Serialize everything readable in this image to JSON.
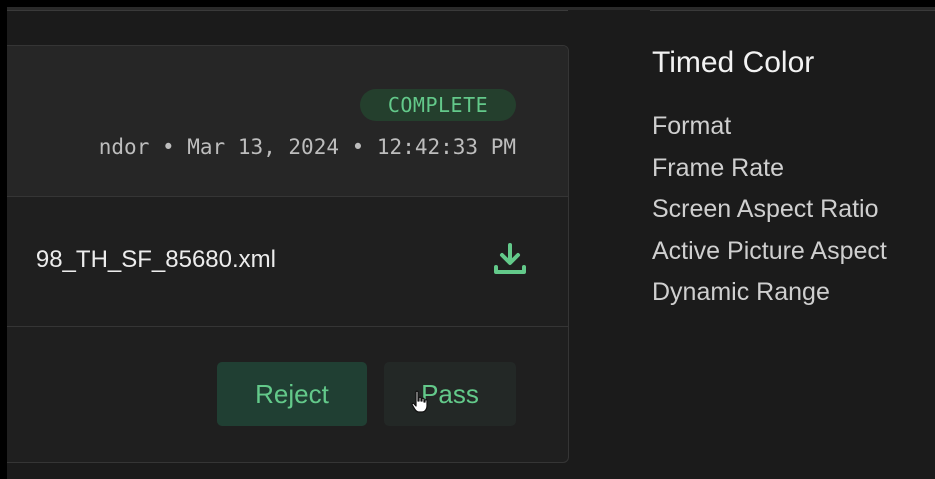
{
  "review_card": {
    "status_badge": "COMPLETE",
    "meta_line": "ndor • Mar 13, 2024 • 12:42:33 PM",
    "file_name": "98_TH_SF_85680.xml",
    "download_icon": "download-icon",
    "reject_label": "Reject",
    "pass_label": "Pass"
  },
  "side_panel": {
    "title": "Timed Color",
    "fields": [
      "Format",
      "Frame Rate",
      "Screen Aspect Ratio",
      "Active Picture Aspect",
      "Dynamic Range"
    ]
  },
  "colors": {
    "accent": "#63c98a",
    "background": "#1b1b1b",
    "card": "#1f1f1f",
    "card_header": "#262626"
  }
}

- - - -

Work required :: Make an exact copy of the data, leaving its pictures out.

Full output ::
Serialize everything readable in this image to JSON.
{
  "review_card": {
    "status_badge": "COMPLETE",
    "meta_line": "ndor • Mar 13, 2024 • 12:42:33 PM",
    "file_name": "98_TH_SF_85680.xml",
    "download_icon": "download-icon",
    "reject_label": "Reject",
    "pass_label": "Pass"
  },
  "side_panel": {
    "title": "Timed Color",
    "fields": [
      "Format",
      "Frame Rate",
      "Screen Aspect Ratio",
      "Active Picture Aspect",
      "Dynamic Range"
    ]
  },
  "colors": {
    "accent": "#63c98a",
    "background": "#1b1b1b",
    "card": "#1f1f1f",
    "card_header": "#262626"
  }
}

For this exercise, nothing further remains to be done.